(EXERCISE INPUTS)

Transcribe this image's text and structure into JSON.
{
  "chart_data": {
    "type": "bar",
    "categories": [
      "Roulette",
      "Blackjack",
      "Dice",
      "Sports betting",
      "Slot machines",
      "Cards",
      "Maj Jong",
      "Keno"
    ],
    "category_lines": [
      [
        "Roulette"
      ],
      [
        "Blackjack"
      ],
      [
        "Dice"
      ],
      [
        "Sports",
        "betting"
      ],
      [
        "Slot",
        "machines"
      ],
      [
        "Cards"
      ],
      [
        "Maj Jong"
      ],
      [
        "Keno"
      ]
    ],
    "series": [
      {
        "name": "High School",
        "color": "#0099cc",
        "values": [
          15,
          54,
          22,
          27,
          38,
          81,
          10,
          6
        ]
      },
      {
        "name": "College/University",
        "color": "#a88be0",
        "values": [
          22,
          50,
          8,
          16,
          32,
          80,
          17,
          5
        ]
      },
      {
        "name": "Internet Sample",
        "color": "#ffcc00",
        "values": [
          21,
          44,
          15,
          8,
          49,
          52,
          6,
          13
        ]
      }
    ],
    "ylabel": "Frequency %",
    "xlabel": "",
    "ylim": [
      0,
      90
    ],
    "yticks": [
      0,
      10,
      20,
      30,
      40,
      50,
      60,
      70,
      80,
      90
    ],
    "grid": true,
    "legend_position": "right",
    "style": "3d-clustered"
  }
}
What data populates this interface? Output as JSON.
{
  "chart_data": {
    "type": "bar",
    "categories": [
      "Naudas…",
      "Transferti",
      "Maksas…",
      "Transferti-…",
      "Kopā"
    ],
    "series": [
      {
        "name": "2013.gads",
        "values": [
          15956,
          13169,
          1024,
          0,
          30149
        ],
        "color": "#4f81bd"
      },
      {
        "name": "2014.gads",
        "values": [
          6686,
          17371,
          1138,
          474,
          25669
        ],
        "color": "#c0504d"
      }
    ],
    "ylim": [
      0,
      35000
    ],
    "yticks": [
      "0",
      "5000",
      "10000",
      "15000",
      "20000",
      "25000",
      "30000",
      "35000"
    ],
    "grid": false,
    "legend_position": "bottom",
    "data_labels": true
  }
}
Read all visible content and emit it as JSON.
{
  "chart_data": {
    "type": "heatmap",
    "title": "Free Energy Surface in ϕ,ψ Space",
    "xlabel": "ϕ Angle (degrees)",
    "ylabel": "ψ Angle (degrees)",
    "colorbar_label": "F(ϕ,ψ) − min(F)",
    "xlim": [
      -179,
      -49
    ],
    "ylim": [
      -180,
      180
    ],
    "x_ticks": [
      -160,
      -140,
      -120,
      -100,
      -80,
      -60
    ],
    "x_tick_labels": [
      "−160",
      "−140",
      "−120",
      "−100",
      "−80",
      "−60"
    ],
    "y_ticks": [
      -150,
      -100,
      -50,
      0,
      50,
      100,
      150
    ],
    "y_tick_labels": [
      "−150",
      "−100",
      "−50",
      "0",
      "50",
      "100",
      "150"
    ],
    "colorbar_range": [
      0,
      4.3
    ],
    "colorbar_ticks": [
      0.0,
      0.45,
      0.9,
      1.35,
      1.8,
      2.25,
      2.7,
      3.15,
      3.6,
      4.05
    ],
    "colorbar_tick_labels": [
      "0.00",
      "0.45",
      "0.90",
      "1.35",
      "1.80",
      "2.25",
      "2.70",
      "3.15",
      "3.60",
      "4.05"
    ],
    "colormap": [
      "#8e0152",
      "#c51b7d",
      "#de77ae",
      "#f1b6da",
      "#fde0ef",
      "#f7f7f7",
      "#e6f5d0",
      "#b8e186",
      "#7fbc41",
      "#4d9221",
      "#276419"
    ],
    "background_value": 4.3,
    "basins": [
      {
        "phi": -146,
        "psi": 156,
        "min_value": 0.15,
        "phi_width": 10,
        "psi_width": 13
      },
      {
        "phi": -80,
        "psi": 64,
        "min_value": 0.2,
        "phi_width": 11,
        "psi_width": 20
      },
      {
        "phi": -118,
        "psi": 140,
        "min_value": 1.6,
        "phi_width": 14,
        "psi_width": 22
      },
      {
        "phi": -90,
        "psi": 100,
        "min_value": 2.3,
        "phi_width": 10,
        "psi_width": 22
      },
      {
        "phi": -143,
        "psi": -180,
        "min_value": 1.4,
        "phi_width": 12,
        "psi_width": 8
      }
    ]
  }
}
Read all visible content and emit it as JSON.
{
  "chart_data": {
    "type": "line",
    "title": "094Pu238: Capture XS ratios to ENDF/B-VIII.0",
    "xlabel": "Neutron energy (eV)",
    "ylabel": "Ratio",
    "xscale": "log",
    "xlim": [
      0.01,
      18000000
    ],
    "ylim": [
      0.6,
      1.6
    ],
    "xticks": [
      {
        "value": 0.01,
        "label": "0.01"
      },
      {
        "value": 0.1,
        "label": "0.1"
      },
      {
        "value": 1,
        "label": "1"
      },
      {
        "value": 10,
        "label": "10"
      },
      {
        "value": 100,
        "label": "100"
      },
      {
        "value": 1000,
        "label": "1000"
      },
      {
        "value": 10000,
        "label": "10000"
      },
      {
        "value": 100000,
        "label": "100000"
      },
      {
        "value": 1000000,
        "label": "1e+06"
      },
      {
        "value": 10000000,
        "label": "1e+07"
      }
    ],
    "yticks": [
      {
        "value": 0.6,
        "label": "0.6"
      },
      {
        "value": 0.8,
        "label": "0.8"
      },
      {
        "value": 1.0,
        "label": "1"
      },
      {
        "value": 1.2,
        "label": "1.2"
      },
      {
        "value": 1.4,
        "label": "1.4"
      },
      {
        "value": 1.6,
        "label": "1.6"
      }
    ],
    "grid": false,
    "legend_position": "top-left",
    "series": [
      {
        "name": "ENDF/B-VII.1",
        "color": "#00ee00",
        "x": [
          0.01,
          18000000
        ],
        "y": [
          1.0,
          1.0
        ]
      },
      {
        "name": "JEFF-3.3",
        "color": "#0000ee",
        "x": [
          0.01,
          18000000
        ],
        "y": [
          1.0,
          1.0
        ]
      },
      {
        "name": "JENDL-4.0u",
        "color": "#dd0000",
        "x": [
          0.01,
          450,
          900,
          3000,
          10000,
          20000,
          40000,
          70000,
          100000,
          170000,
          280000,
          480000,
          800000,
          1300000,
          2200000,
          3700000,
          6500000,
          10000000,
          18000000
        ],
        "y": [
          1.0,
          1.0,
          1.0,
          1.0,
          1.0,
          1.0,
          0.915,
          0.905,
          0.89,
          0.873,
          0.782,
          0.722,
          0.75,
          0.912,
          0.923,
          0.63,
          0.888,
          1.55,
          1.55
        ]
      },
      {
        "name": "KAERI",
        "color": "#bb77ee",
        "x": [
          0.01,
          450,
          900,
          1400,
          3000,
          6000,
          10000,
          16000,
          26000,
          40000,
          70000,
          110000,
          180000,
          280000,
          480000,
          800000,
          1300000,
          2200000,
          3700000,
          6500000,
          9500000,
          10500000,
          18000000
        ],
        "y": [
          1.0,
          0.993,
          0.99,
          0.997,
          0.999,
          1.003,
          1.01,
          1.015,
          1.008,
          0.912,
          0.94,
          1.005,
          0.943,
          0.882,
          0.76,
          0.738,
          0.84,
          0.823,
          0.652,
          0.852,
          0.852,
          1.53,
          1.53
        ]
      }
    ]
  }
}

(WHAT YOU WILL DO) The records above should be restated word for word, please.

(SOLUTION TO THIS EXERCISE)
Transcribe this image's text and structure into JSON.
{
  "chart_data": {
    "type": "bar",
    "categories": [
      "Roulette",
      "Blackjack",
      "Dice",
      "Sports betting",
      "Slot machines",
      "Cards",
      "Maj Jong",
      "Keno"
    ],
    "category_lines": [
      [
        "Roulette"
      ],
      [
        "Blackjack"
      ],
      [
        "Dice"
      ],
      [
        "Sports",
        "betting"
      ],
      [
        "Slot",
        "machines"
      ],
      [
        "Cards"
      ],
      [
        "Maj Jong"
      ],
      [
        "Keno"
      ]
    ],
    "series": [
      {
        "name": "High School",
        "color": "#0099cc",
        "values": [
          15,
          54,
          22,
          27,
          38,
          81,
          10,
          6
        ]
      },
      {
        "name": "College/University",
        "color": "#a88be0",
        "values": [
          22,
          50,
          8,
          16,
          32,
          80,
          17,
          5
        ]
      },
      {
        "name": "Internet Sample",
        "color": "#ffcc00",
        "values": [
          21,
          44,
          15,
          8,
          49,
          52,
          6,
          13
        ]
      }
    ],
    "ylabel": "Frequency %",
    "xlabel": "",
    "ylim": [
      0,
      90
    ],
    "yticks": [
      0,
      10,
      20,
      30,
      40,
      50,
      60,
      70,
      80,
      90
    ],
    "grid": true,
    "legend_position": "right",
    "style": "3d-clustered"
  }
}
What data populates this interface? Output as JSON.
{
  "chart_data": {
    "type": "bar",
    "categories": [
      "Naudas…",
      "Transferti",
      "Maksas…",
      "Transferti-…",
      "Kopā"
    ],
    "series": [
      {
        "name": "2013.gads",
        "values": [
          15956,
          13169,
          1024,
          0,
          30149
        ],
        "color": "#4f81bd"
      },
      {
        "name": "2014.gads",
        "values": [
          6686,
          17371,
          1138,
          474,
          25669
        ],
        "color": "#c0504d"
      }
    ],
    "ylim": [
      0,
      35000
    ],
    "yticks": [
      "0",
      "5000",
      "10000",
      "15000",
      "20000",
      "25000",
      "30000",
      "35000"
    ],
    "grid": false,
    "legend_position": "bottom",
    "data_labels": true
  }
}
Read all visible content and emit it as JSON.
{
  "chart_data": {
    "type": "heatmap",
    "title": "Free Energy Surface in ϕ,ψ Space",
    "xlabel": "ϕ Angle (degrees)",
    "ylabel": "ψ Angle (degrees)",
    "colorbar_label": "F(ϕ,ψ) − min(F)",
    "xlim": [
      -179,
      -49
    ],
    "ylim": [
      -180,
      180
    ],
    "x_ticks": [
      -160,
      -140,
      -120,
      -100,
      -80,
      -60
    ],
    "x_tick_labels": [
      "−160",
      "−140",
      "−120",
      "−100",
      "−80",
      "−60"
    ],
    "y_ticks": [
      -150,
      -100,
      -50,
      0,
      50,
      100,
      150
    ],
    "y_tick_labels": [
      "−150",
      "−100",
      "−50",
      "0",
      "50",
      "100",
      "150"
    ],
    "colorbar_range": [
      0,
      4.3
    ],
    "colorbar_ticks": [
      0.0,
      0.45,
      0.9,
      1.35,
      1.8,
      2.25,
      2.7,
      3.15,
      3.6,
      4.05
    ],
    "colorbar_tick_labels": [
      "0.00",
      "0.45",
      "0.90",
      "1.35",
      "1.80",
      "2.25",
      "2.70",
      "3.15",
      "3.60",
      "4.05"
    ],
    "colormap": [
      "#8e0152",
      "#c51b7d",
      "#de77ae",
      "#f1b6da",
      "#fde0ef",
      "#f7f7f7",
      "#e6f5d0",
      "#b8e186",
      "#7fbc41",
      "#4d9221",
      "#276419"
    ],
    "background_value": 4.3,
    "basins": [
      {
        "phi": -146,
        "psi": 156,
        "min_value": 0.15,
        "phi_width": 10,
        "psi_width": 13
      },
      {
        "phi": -80,
        "psi": 64,
        "min_value": 0.2,
        "phi_width": 11,
        "psi_width": 20
      },
      {
        "phi": -118,
        "psi": 140,
        "min_value": 1.6,
        "phi_width": 14,
        "psi_width": 22
      },
      {
        "phi": -90,
        "psi": 100,
        "min_value": 2.3,
        "phi_width": 10,
        "psi_width": 22
      },
      {
        "phi": -143,
        "psi": -180,
        "min_value": 1.4,
        "phi_width": 12,
        "psi_width": 8
      }
    ]
  }
}
Read all visible content and emit it as JSON.
{
  "chart_data": {
    "type": "line",
    "title": "094Pu238: Capture XS ratios to ENDF/B-VIII.0",
    "xlabel": "Neutron energy (eV)",
    "ylabel": "Ratio",
    "xscale": "log",
    "xlim": [
      0.01,
      18000000
    ],
    "ylim": [
      0.6,
      1.6
    ],
    "xticks": [
      {
        "value": 0.01,
        "label": "0.01"
      },
      {
        "value": 0.1,
        "label": "0.1"
      },
      {
        "value": 1,
        "label": "1"
      },
      {
        "value": 10,
        "label": "10"
      },
      {
        "value": 100,
        "label": "100"
      },
      {
        "value": 1000,
        "label": "1000"
      },
      {
        "value": 10000,
        "label": "10000"
      },
      {
        "value": 100000,
        "label": "100000"
      },
      {
        "value": 1000000,
        "label": "1e+06"
      },
      {
        "value": 10000000,
        "label": "1e+07"
      }
    ],
    "yticks": [
      {
        "value": 0.6,
        "label": "0.6"
      },
      {
        "value": 0.8,
        "label": "0.8"
      },
      {
        "value": 1.0,
        "label": "1"
      },
      {
        "value": 1.2,
        "label": "1.2"
      },
      {
        "value": 1.4,
        "label": "1.4"
      },
      {
        "value": 1.6,
        "label": "1.6"
      }
    ],
    "grid": false,
    "legend_position": "top-left",
    "series": [
      {
        "name": "ENDF/B-VII.1",
        "color": "#00ee00",
        "x": [
          0.01,
          18000000
        ],
        "y": [
          1.0,
          1.0
        ]
      },
      {
        "name": "JEFF-3.3",
        "color": "#0000ee",
        "x": [
          0.01,
          18000000
        ],
        "y": [
          1.0,
          1.0
        ]
      },
      {
        "name": "JENDL-4.0u",
        "color": "#dd0000",
        "x": [
          0.01,
          450,
          900,
          3000,
          10000,
          20000,
          40000,
          70000,
          100000,
          170000,
          280000,
          480000,
          800000,
          1300000,
          2200000,
          3700000,
          6500000,
          10000000,
          18000000
        ],
        "y": [
          1.0,
          1.0,
          1.0,
          1.0,
          1.0,
          1.0,
          0.915,
          0.905,
          0.89,
          0.873,
          0.782,
          0.722,
          0.75,
          0.912,
          0.923,
          0.63,
          0.888,
          1.55,
          1.55
        ]
      },
      {
        "name": "KAERI",
        "color": "#bb77ee",
        "x": [
          0.01,
          450,
          900,
          1400,
          3000,
          6000,
          10000,
          16000,
          26000,
          40000,
          70000,
          110000,
          180000,
          280000,
          480000,
          800000,
          1300000,
          2200000,
          3700000,
          6500000,
          9500000,
          10500000,
          18000000
        ],
        "y": [
          1.0,
          0.993,
          0.99,
          0.997,
          0.999,
          1.003,
          1.01,
          1.015,
          1.008,
          0.912,
          0.94,
          1.005,
          0.943,
          0.882,
          0.76,
          0.738,
          0.84,
          0.823,
          0.652,
          0.852,
          0.852,
          1.53,
          1.53
        ]
      }
    ]
  }
}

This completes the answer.